Instruction => Which rows below contain the string "update"? Select each one and copy it in full, treating uppercase and lowercase as different.

Rows excerpted from a collection
........

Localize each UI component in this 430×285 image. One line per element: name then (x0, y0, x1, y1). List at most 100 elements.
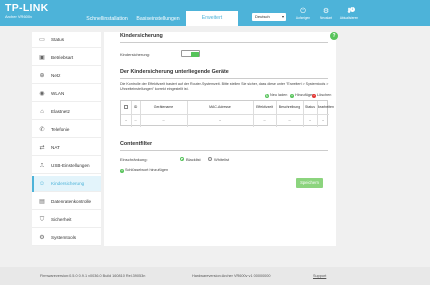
divider (120, 42, 328, 43)
sidebar-item-status[interactable]: ▭ Status (32, 32, 101, 48)
brand-name: TP-LINK (5, 2, 49, 14)
tab-quick-setup[interactable]: Schnellinstallation (82, 13, 132, 26)
top-header: TP-LINK Archer VR600v Schnellinstallatio… (0, 0, 430, 26)
security-icon: ⛉ (39, 217, 45, 223)
sidebar-item-datenratenkontrolle[interactable]: ▤ Datenratenkontrolle (32, 194, 101, 210)
blacklist-label: Blacklist (186, 157, 201, 162)
update-button[interactable]: ⬇ 1 Aktualisieren (338, 7, 360, 20)
sidebar-item-label: Datenratenkontrolle (51, 199, 92, 204)
restriction-label: Einschränkung: (120, 157, 148, 162)
table-cell: -- (124, 118, 128, 122)
delete-label: Löschen (317, 93, 332, 97)
sidebar-item-betriebsart[interactable]: ▣ Betriebsart (32, 50, 101, 66)
add-button[interactable]: + Hinzufügen (290, 93, 314, 98)
reboot-icon: ⚙ (322, 8, 330, 15)
language-select[interactable]: Deutsch ▾ (252, 13, 286, 21)
tab-basic[interactable]: Basiseinstellungen (132, 13, 184, 26)
table-cell: -- (162, 118, 165, 122)
section-title-kindersicherung: Kindersicherung (120, 33, 163, 39)
column-header: MAC-Adresse (209, 105, 231, 109)
logo: TP-LINK Archer VR600v (5, 2, 49, 20)
sidebar-item-label: Betriebsart (51, 55, 74, 60)
sidebar-item-label: USB-Einstellungen (51, 163, 90, 168)
footer: Firmwareversion:0.5.0 0.9.1 v0036.0 Buil… (0, 267, 430, 285)
reload-label: Neu laden (270, 93, 288, 97)
save-button[interactable]: Speichern (296, 178, 323, 188)
table-cell: -- (288, 118, 291, 122)
sidebar-item-label: Status (51, 37, 65, 42)
table-cell: -- (321, 118, 325, 122)
reboot-button[interactable]: ⚙ Neustart (315, 8, 337, 20)
sidebar-item-nat[interactable]: ⇄ NAT (32, 140, 101, 156)
support-link[interactable]: Support (313, 274, 326, 278)
update-badge: 1 (350, 7, 355, 12)
sidebar-item-kindersicherung[interactable]: ☺ Kindersicherung (32, 176, 101, 192)
operation-mode-icon: ▣ (39, 55, 45, 61)
add-keyword-label: Schlüsselwort hinzufügen (125, 168, 169, 172)
sidebar-item-sicherheit[interactable]: ⛉ Sicherheit (32, 212, 101, 228)
toggle-knob (190, 51, 199, 57)
column-divider (187, 101, 188, 127)
kindersicherung-toggle[interactable] (181, 50, 200, 57)
table-cell: -- (263, 118, 266, 122)
update-label: Aktualisieren (339, 16, 359, 20)
column-header: Status (305, 105, 315, 109)
sidebar-item-label: Elastnetz (51, 109, 70, 114)
sidebar-item-netz[interactable]: ⊕ Netz (32, 68, 101, 84)
update-icon: ⬇ (346, 8, 352, 15)
sidebar-item-label: Telefonie (51, 127, 70, 132)
sidebar-item-label: Sicherheit (51, 217, 72, 222)
status-icon: ▭ (39, 37, 45, 43)
delete-icon: − (312, 93, 316, 98)
logout-label: Aufzeigen (295, 16, 311, 20)
reload-button[interactable]: ↻ Neu laden (265, 93, 287, 98)
section-title-contentfilter: Contentfilter (120, 141, 153, 147)
network-icon: ⊕ (39, 73, 45, 79)
plus-icon: + (120, 168, 124, 173)
select-all-header[interactable] (121, 101, 131, 114)
nat-icon: ⇄ (39, 145, 45, 151)
bandwidth-icon: ▤ (39, 199, 45, 205)
reboot-label: Neustart (319, 16, 333, 20)
tab-advanced[interactable]: Erweitert (186, 11, 238, 26)
toggle-label: Kindersicherung: (120, 52, 151, 57)
column-divider (131, 101, 132, 127)
sidebar-item-label: Kindersicherung (51, 181, 85, 186)
whitelist-radio[interactable] (208, 157, 212, 161)
sidebar-item-telefonie[interactable]: ✆ Telefonie (32, 122, 101, 138)
whitelist-label: Whitelist (214, 157, 230, 162)
delete-button[interactable]: − Löschen (312, 93, 331, 98)
select-all-checkbox[interactable] (124, 104, 128, 109)
sidebar-item-label: NAT (51, 145, 60, 150)
phone-icon: ✆ (39, 127, 45, 133)
table-cell: -- (308, 118, 312, 122)
column-header: Bearbeiten (317, 105, 334, 109)
column-header: ID (133, 105, 138, 109)
main-panel (104, 32, 336, 246)
chevron-down-icon: ▾ (281, 14, 284, 19)
time-description: Die Kontrolle der Effektivzeit basiert a… (120, 82, 329, 91)
sidebar-item-wlan[interactable]: ◉ WLAN (32, 86, 101, 102)
column-header: Effektivzeit (256, 105, 273, 109)
column-divider (303, 101, 304, 127)
system-tools-icon: ⚙ (39, 235, 45, 241)
sidebar-item-usb[interactable]: ⎍ USB-Einstellungen (32, 158, 101, 174)
sidebar-item-label: Netz (51, 73, 61, 78)
divider (120, 150, 328, 151)
firmware-version: Firmwareversion:0.5.0 0.9.1 v0036.0 Buil… (40, 274, 146, 278)
language-value: Deutsch (255, 14, 270, 19)
logout-icon: ⏻ (300, 8, 306, 15)
column-divider (317, 101, 318, 127)
help-icon[interactable]: ? (330, 32, 338, 40)
sidebar-item-elastnetz[interactable]: ⌂ Elastnetz (32, 104, 101, 120)
blacklist-radio[interactable] (180, 157, 184, 161)
reload-icon: ↻ (265, 93, 269, 98)
add-keyword-button[interactable]: + Schlüsselwort hinzufügen (120, 168, 168, 173)
model-name: Archer VR600v (5, 14, 33, 19)
table-cell: -- (134, 118, 137, 122)
mesh-icon: ⌂ (40, 109, 44, 115)
sidebar-item-systemtools[interactable]: ⚙ Systemtools (32, 230, 101, 246)
hardware-version: Hardwareversion:Archer VR600v v1 0000000… (192, 274, 271, 278)
logout-button[interactable]: ⏻ Aufzeigen (292, 8, 314, 20)
plus-icon: + (290, 93, 294, 98)
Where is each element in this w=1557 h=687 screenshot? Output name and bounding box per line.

........

Answer =>
update-button[interactable]: ⬇ 1 Aktualisieren (338, 7, 360, 20)
update-badge: 1 (350, 7, 355, 12)
update-label: Aktualisieren (339, 16, 359, 20)
update-icon: ⬇ (346, 8, 352, 15)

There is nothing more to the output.